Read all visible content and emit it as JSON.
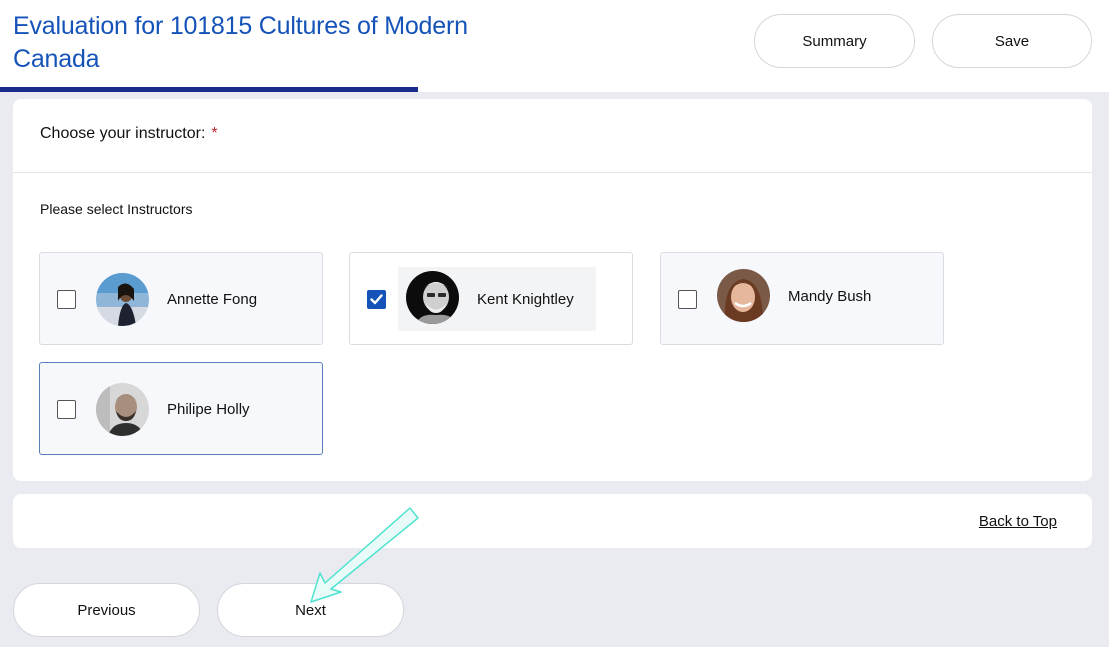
{
  "header": {
    "title": "Evaluation for 101815 Cultures of Modern Canada",
    "summary_label": "Summary",
    "save_label": "Save"
  },
  "question": {
    "label": "Choose your instructor:",
    "required_mark": "*",
    "hint": "Please select Instructors",
    "options": [
      {
        "name": "Annette Fong",
        "checked": false
      },
      {
        "name": "Kent Knightley",
        "checked": true
      },
      {
        "name": "Mandy Bush",
        "checked": false
      },
      {
        "name": "Philipe Holly",
        "checked": false
      }
    ]
  },
  "footer": {
    "back_to_top": "Back to Top"
  },
  "nav": {
    "previous_label": "Previous",
    "next_label": "Next"
  },
  "colors": {
    "accent": "#1553b8",
    "underline": "#1a2b8c",
    "required": "#c0272d",
    "annotation_arrow": "#4fe3cf"
  }
}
⁂
• [Task]:
Extract all the entries word for word; omit any pictures.

• [Full output]:
Read all visible content and emit it as JSON.
{
  "header": {
    "title": "Evaluation for 101815 Cultures of Modern Canada",
    "summary_label": "Summary",
    "save_label": "Save"
  },
  "question": {
    "label": "Choose your instructor:",
    "required_mark": "*",
    "hint": "Please select Instructors",
    "options": [
      {
        "name": "Annette Fong",
        "checked": false
      },
      {
        "name": "Kent Knightley",
        "checked": true
      },
      {
        "name": "Mandy Bush",
        "checked": false
      },
      {
        "name": "Philipe Holly",
        "checked": false
      }
    ]
  },
  "footer": {
    "back_to_top": "Back to Top"
  },
  "nav": {
    "previous_label": "Previous",
    "next_label": "Next"
  },
  "colors": {
    "accent": "#1553b8",
    "underline": "#1a2b8c",
    "required": "#c0272d",
    "annotation_arrow": "#4fe3cf"
  }
}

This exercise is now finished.